Output the records exactly. Include every line.

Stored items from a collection
┄┄┄┄┄┄
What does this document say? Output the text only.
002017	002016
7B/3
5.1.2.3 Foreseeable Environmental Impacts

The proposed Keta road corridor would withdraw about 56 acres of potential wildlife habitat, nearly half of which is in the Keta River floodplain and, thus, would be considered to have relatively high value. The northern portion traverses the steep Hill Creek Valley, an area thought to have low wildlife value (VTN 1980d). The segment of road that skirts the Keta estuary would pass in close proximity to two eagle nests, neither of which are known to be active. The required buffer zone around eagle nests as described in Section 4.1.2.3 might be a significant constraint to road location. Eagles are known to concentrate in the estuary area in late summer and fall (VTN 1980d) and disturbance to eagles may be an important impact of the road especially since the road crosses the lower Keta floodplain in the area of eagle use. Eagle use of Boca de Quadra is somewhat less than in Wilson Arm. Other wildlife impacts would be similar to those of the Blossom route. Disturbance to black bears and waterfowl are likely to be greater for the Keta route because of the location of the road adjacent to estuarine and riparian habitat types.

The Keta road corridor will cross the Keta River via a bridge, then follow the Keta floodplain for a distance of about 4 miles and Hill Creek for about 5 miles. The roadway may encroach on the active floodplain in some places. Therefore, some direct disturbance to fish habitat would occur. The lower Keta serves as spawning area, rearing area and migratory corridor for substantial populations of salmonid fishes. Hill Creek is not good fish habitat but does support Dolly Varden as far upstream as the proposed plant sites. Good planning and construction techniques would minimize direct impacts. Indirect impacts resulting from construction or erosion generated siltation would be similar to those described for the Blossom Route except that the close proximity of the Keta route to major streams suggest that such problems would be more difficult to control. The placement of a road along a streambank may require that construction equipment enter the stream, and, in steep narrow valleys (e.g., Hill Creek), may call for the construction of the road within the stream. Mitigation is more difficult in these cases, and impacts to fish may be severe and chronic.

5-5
┄┄┄┄┄┄
SOLUTION:
What does this document say? Output the text only.
002017	002016
7B/3
5.1.2.3 Foreseeable Environmental Impacts

The proposed Keta road corridor would withdraw about 56 acres of potential wildlife habitat, nearly half of which is in the Keta River floodplain and, thus, would be considered to have relatively high value. The northern portion traverses the steep Hill Creek Valley, an area thought to have low wildlife value (VTN 1980d). The segment of road that skirts the Keta estuary would pass in close proximity to two eagle nests, neither of which are known to be active. The required buffer zone around eagle nests as described in Section 4.1.2.3 might be a significant constraint to road location. Eagles are known to concentrate in the estuary area in late summer and fall (VTN 1980d) and disturbance to eagles may be an important impact of the road especially since the road crosses the lower Keta floodplain in the area of eagle use. Eagle use of Boca de Quadra is somewhat less than in Wilson Arm. Other wildlife impacts would be similar to those of the Blossom route. Disturbance to black bears and waterfowl are likely to be greater for the Keta route because of the location of the road adjacent to estuarine and riparian habitat types.

The Keta road corridor will cross the Keta River via a bridge, then follow the Keta floodplain for a distance of about 4 miles and Hill Creek for about 5 miles. The roadway may encroach on the active floodplain in some places. Therefore, some direct disturbance to fish habitat would occur. The lower Keta serves as spawning area, rearing area and migratory corridor for substantial populations of salmonid fishes. Hill Creek is not good fish habitat but does support Dolly Varden as far upstream as the proposed plant sites. Good planning and construction techniques would minimize direct impacts. Indirect impacts resulting from construction or erosion generated siltation would be similar to those described for the Blossom Route except that the close proximity of the Keta route to major streams suggest that such problems would be more difficult to control. The placement of a road along a streambank may require that construction equipment enter the stream, and, in steep narrow valleys (e.g., Hill Creek), may call for the construction of the road within the stream. Mitigation is more difficult in these cases, and impacts to fish may be severe and chronic.

5-5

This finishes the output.